── Data listing ──

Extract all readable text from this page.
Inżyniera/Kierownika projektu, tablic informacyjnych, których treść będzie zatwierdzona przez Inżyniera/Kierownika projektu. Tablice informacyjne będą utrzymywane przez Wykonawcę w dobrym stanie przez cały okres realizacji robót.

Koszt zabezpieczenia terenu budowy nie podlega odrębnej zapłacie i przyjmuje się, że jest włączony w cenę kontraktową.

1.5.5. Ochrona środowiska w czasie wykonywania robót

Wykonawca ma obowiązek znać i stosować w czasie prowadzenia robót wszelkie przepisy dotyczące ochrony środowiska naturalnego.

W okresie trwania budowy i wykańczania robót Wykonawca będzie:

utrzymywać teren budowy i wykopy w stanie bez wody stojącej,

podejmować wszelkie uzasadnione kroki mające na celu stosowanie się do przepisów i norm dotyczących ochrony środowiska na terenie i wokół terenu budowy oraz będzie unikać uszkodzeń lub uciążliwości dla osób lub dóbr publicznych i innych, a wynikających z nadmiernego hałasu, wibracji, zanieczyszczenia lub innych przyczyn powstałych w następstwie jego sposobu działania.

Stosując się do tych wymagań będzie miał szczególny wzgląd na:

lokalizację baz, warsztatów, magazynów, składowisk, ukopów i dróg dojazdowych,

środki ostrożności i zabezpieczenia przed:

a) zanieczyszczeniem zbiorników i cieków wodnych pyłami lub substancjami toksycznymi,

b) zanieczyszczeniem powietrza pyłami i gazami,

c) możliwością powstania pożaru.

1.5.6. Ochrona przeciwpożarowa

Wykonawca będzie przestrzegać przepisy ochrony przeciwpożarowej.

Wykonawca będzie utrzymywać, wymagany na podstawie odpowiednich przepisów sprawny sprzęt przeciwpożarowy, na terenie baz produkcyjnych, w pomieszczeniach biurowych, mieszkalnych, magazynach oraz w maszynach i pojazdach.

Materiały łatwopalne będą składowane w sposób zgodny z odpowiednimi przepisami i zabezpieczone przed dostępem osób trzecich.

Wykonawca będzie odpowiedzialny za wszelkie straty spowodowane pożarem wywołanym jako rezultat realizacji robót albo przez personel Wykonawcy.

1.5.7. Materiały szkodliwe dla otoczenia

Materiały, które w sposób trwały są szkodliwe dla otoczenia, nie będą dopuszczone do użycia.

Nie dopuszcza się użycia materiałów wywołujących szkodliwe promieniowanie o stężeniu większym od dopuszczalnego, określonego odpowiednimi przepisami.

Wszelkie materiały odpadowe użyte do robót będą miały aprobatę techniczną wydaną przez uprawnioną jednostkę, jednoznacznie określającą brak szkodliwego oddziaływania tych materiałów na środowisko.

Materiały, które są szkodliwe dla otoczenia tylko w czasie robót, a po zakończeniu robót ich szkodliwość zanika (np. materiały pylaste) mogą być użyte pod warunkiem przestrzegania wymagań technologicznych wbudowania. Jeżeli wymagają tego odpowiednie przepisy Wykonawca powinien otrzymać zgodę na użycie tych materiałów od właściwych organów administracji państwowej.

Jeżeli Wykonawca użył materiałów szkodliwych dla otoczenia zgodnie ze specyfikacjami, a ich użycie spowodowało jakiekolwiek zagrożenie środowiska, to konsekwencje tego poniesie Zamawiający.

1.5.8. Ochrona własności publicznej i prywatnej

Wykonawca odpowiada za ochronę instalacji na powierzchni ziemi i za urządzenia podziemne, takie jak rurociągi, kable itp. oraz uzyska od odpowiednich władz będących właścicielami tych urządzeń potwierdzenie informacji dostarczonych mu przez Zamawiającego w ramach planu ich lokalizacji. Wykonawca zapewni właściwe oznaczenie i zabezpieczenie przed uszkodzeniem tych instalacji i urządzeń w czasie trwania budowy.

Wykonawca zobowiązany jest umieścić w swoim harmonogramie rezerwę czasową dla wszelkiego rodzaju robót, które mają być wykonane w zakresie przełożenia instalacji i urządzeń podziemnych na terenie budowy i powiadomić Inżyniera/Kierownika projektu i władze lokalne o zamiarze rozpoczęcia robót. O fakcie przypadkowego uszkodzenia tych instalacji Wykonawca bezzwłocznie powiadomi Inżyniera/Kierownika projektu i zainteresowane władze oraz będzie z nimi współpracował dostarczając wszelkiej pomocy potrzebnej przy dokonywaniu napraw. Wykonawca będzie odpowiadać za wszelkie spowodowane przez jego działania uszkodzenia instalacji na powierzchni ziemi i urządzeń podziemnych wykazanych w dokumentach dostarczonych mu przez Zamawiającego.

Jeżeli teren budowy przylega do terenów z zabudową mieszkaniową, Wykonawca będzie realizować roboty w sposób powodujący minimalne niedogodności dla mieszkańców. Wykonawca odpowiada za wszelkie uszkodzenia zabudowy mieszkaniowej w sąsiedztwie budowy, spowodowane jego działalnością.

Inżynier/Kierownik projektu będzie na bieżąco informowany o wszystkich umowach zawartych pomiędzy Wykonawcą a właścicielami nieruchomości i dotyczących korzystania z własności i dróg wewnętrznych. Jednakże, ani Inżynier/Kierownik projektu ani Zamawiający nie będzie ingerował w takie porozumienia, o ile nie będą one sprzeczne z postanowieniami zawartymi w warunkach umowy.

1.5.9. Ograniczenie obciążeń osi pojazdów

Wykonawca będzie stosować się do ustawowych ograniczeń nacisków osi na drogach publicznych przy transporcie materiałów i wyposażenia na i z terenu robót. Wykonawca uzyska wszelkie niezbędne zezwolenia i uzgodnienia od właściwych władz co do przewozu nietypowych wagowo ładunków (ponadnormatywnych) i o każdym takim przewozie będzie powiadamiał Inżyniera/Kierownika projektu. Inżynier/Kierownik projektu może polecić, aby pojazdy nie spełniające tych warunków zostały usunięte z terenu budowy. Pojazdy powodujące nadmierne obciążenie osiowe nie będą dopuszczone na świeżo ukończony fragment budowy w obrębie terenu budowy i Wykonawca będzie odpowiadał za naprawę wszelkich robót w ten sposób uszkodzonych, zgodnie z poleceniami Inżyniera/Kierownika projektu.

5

───

Task prompt: Set down the listing above in full, please, exactly as it appears.

Correct result:
Extract all readable text from this page.
Inżyniera/Kierownika projektu, tablic informacyjnych, których treść będzie zatwierdzona przez Inżyniera/Kierownika projektu. Tablice informacyjne będą utrzymywane przez Wykonawcę w dobrym stanie przez cały okres realizacji robót.

Koszt zabezpieczenia terenu budowy nie podlega odrębnej zapłacie i przyjmuje się, że jest włączony w cenę kontraktową.

1.5.5. Ochrona środowiska w czasie wykonywania robót

Wykonawca ma obowiązek znać i stosować w czasie prowadzenia robót wszelkie przepisy dotyczące ochrony środowiska naturalnego.

W okresie trwania budowy i wykańczania robót Wykonawca będzie:

utrzymywać teren budowy i wykopy w stanie bez wody stojącej,

podejmować wszelkie uzasadnione kroki mające na celu stosowanie się do przepisów i norm dotyczących ochrony środowiska na terenie i wokół terenu budowy oraz będzie unikać uszkodzeń lub uciążliwości dla osób lub dóbr publicznych i innych, a wynikających z nadmiernego hałasu, wibracji, zanieczyszczenia lub innych przyczyn powstałych w następstwie jego sposobu działania.

Stosując się do tych wymagań będzie miał szczególny wzgląd na:

lokalizację baz, warsztatów, magazynów, składowisk, ukopów i dróg dojazdowych,

środki ostrożności i zabezpieczenia przed:

a) zanieczyszczeniem zbiorników i cieków wodnych pyłami lub substancjami toksycznymi,

b) zanieczyszczeniem powietrza pyłami i gazami,

c) możliwością powstania pożaru.

1.5.6. Ochrona przeciwpożarowa

Wykonawca będzie przestrzegać przepisy ochrony przeciwpożarowej.

Wykonawca będzie utrzymywać, wymagany na podstawie odpowiednich przepisów sprawny sprzęt przeciwpożarowy, na terenie baz produkcyjnych, w pomieszczeniach biurowych, mieszkalnych, magazynach oraz w maszynach i pojazdach.

Materiały łatwopalne będą składowane w sposób zgodny z odpowiednimi przepisami i zabezpieczone przed dostępem osób trzecich.

Wykonawca będzie odpowiedzialny za wszelkie straty spowodowane pożarem wywołanym jako rezultat realizacji robót albo przez personel Wykonawcy.

1.5.7. Materiały szkodliwe dla otoczenia

Materiały, które w sposób trwały są szkodliwe dla otoczenia, nie będą dopuszczone do użycia.

Nie dopuszcza się użycia materiałów wywołujących szkodliwe promieniowanie o stężeniu większym od dopuszczalnego, określonego odpowiednimi przepisami.

Wszelkie materiały odpadowe użyte do robót będą miały aprobatę techniczną wydaną przez uprawnioną jednostkę, jednoznacznie określającą brak szkodliwego oddziaływania tych materiałów na środowisko.

Materiały, które są szkodliwe dla otoczenia tylko w czasie robót, a po zakończeniu robót ich szkodliwość zanika (np. materiały pylaste) mogą być użyte pod warunkiem przestrzegania wymagań technologicznych wbudowania. Jeżeli wymagają tego odpowiednie przepisy Wykonawca powinien otrzymać zgodę na użycie tych materiałów od właściwych organów administracji państwowej.

Jeżeli Wykonawca użył materiałów szkodliwych dla otoczenia zgodnie ze specyfikacjami, a ich użycie spowodowało jakiekolwiek zagrożenie środowiska, to konsekwencje tego poniesie Zamawiający.

1.5.8. Ochrona własności publicznej i prywatnej

Wykonawca odpowiada za ochronę instalacji na powierzchni ziemi i za urządzenia podziemne, takie jak rurociągi, kable itp. oraz uzyska od odpowiednich władz będących właścicielami tych urządzeń potwierdzenie informacji dostarczonych mu przez Zamawiającego w ramach planu ich lokalizacji. Wykonawca zapewni właściwe oznaczenie i zabezpieczenie przed uszkodzeniem tych instalacji i urządzeń w czasie trwania budowy.

Wykonawca zobowiązany jest umieścić w swoim harmonogramie rezerwę czasową dla wszelkiego rodzaju robót, które mają być wykonane w zakresie przełożenia instalacji i urządzeń podziemnych na terenie budowy i powiadomić Inżyniera/Kierownika projektu i władze lokalne o zamiarze rozpoczęcia robót. O fakcie przypadkowego uszkodzenia tych instalacji Wykonawca bezzwłocznie powiadomi Inżyniera/Kierownika projektu i zainteresowane władze oraz będzie z nimi współpracował dostarczając wszelkiej pomocy potrzebnej przy dokonywaniu napraw. Wykonawca będzie odpowiadać za wszelkie spowodowane przez jego działania uszkodzenia instalacji na powierzchni ziemi i urządzeń podziemnych wykazanych w dokumentach dostarczonych mu przez Zamawiającego.

Jeżeli teren budowy przylega do terenów z zabudową mieszkaniową, Wykonawca będzie realizować roboty w sposób powodujący minimalne niedogodności dla mieszkańców. Wykonawca odpowiada za wszelkie uszkodzenia zabudowy mieszkaniowej w sąsiedztwie budowy, spowodowane jego działalnością.

Inżynier/Kierownik projektu będzie na bieżąco informowany o wszystkich umowach zawartych pomiędzy Wykonawcą a właścicielami nieruchomości i dotyczących korzystania z własności i dróg wewnętrznych. Jednakże, ani Inżynier/Kierownik projektu ani Zamawiający nie będzie ingerował w takie porozumienia, o ile nie będą one sprzeczne z postanowieniami zawartymi w warunkach umowy.

1.5.9. Ograniczenie obciążeń osi pojazdów

Wykonawca będzie stosować się do ustawowych ograniczeń nacisków osi na drogach publicznych przy transporcie materiałów i wyposażenia na i z terenu robót. Wykonawca uzyska wszelkie niezbędne zezwolenia i uzgodnienia od właściwych władz co do przewozu nietypowych wagowo ładunków (ponadnormatywnych) i o każdym takim przewozie będzie powiadamiał Inżyniera/Kierownika projektu. Inżynier/Kierownik projektu może polecić, aby pojazdy nie spełniające tych warunków zostały usunięte z terenu budowy. Pojazdy powodujące nadmierne obciążenie osiowe nie będą dopuszczone na świeżo ukończony fragment budowy w obrębie terenu budowy i Wykonawca będzie odpowiadał za naprawę wszelkich robót w ten sposób uszkodzonych, zgodnie z poleceniami Inżyniera/Kierownika projektu.

5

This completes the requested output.